= Given request =
Reproduce all entries precisely as they are written.

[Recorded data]
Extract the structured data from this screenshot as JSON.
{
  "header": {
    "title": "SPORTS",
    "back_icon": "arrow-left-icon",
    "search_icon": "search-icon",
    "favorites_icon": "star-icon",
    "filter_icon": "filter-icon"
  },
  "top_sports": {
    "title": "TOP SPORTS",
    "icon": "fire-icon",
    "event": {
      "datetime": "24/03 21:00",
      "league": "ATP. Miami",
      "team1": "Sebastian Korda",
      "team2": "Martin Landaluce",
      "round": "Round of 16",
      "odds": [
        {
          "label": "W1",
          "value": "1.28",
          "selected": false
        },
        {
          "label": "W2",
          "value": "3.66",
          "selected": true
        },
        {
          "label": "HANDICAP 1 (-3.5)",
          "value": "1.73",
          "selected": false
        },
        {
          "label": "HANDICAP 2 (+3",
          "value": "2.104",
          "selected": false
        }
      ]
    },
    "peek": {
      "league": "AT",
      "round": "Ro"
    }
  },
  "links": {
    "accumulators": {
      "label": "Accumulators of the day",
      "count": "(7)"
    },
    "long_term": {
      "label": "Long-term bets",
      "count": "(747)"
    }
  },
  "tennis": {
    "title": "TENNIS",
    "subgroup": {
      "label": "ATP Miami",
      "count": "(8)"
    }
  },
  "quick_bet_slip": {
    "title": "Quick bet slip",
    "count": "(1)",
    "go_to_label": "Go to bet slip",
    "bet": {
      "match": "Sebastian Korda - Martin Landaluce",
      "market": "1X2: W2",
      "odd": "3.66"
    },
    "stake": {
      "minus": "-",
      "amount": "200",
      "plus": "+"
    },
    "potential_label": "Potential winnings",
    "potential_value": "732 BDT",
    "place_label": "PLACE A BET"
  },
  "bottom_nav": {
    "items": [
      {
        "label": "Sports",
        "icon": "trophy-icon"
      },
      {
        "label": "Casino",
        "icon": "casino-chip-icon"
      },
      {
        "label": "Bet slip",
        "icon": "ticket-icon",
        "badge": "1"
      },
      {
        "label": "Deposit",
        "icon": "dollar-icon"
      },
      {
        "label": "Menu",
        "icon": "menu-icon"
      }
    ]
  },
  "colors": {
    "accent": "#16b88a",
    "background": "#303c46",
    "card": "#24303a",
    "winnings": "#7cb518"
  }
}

= Task response =
Extract the structured data from this screenshot as JSON.
{
  "header": {
    "title": "SPORTS",
    "back_icon": "arrow-left-icon",
    "search_icon": "search-icon",
    "favorites_icon": "star-icon",
    "filter_icon": "filter-icon"
  },
  "top_sports": {
    "title": "TOP SPORTS",
    "icon": "fire-icon",
    "event": {
      "datetime": "24/03 21:00",
      "league": "ATP. Miami",
      "team1": "Sebastian Korda",
      "team2": "Martin Landaluce",
      "round": "Round of 16",
      "odds": [
        {
          "label": "W1",
          "value": "1.28",
          "selected": false
        },
        {
          "label": "W2",
          "value": "3.66",
          "selected": true
        },
        {
          "label": "HANDICAP 1 (-3.5)",
          "value": "1.73",
          "selected": false
        },
        {
          "label": "HANDICAP 2 (+3",
          "value": "2.104",
          "selected": false
        }
      ]
    },
    "peek": {
      "league": "AT",
      "round": "Ro"
    }
  },
  "links": {
    "accumulators": {
      "label": "Accumulators of the day",
      "count": "(7)"
    },
    "long_term": {
      "label": "Long-term bets",
      "count": "(747)"
    }
  },
  "tennis": {
    "title": "TENNIS",
    "subgroup": {
      "label": "ATP Miami",
      "count": "(8)"
    }
  },
  "quick_bet_slip": {
    "title": "Quick bet slip",
    "count": "(1)",
    "go_to_label": "Go to bet slip",
    "bet": {
      "match": "Sebastian Korda - Martin Landaluce",
      "market": "1X2: W2",
      "odd": "3.66"
    },
    "stake": {
      "minus": "-",
      "amount": "200",
      "plus": "+"
    },
    "potential_label": "Potential winnings",
    "potential_value": "732 BDT",
    "place_label": "PLACE A BET"
  },
  "bottom_nav": {
    "items": [
      {
        "label": "Sports",
        "icon": "trophy-icon"
      },
      {
        "label": "Casino",
        "icon": "casino-chip-icon"
      },
      {
        "label": "Bet slip",
        "icon": "ticket-icon",
        "badge": "1"
      },
      {
        "label": "Deposit",
        "icon": "dollar-icon"
      },
      {
        "label": "Menu",
        "icon": "menu-icon"
      }
    ]
  },
  "colors": {
    "accent": "#16b88a",
    "background": "#303c46",
    "card": "#24303a",
    "winnings": "#7cb518"
  }
}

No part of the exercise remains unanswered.